▶ _TASK DESCRIPTION_: Your task is to gather the lines below that hold the string "summary".

******************************

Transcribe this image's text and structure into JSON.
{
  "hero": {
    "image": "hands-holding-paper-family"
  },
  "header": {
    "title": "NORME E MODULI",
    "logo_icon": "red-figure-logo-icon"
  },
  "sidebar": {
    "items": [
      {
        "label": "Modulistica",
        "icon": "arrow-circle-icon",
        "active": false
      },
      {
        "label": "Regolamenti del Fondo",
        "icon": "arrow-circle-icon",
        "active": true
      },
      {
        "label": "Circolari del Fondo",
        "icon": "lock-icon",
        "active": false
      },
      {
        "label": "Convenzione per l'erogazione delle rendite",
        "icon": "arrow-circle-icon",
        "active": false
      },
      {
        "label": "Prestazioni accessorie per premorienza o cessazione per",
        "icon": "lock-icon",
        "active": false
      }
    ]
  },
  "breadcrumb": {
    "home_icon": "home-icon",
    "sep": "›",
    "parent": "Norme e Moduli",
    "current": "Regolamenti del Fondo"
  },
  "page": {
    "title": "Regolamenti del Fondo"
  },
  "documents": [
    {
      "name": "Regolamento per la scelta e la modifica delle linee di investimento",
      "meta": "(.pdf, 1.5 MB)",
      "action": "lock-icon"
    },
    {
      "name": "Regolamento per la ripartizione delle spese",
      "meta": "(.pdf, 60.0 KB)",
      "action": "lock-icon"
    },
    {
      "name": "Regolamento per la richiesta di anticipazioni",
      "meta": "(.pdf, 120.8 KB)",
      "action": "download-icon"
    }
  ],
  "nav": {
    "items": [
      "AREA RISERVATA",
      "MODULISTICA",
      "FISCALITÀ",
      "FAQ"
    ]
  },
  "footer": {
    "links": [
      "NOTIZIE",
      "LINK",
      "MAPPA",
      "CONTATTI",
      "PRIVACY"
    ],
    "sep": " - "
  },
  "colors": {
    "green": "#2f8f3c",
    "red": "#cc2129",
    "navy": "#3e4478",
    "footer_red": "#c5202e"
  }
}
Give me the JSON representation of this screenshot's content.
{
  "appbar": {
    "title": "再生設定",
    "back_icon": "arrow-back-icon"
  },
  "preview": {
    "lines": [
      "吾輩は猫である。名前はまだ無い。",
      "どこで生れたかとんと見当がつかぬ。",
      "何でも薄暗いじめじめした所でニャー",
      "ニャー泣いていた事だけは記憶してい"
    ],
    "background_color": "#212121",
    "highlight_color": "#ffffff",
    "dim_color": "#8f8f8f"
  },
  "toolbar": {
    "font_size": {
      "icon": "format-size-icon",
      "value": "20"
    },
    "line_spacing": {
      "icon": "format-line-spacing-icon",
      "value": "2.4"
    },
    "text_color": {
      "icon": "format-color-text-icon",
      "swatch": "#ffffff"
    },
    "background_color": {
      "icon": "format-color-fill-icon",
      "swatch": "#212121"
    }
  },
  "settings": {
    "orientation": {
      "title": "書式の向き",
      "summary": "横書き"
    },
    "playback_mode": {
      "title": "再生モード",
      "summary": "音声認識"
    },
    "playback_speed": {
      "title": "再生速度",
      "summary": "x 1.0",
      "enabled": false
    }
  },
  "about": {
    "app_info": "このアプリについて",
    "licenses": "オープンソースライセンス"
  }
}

******************************

▶ _RESULT BELOW_:
      "summary": "横書き"
      "summary": "音声認識"
      "summary": "x 1.0",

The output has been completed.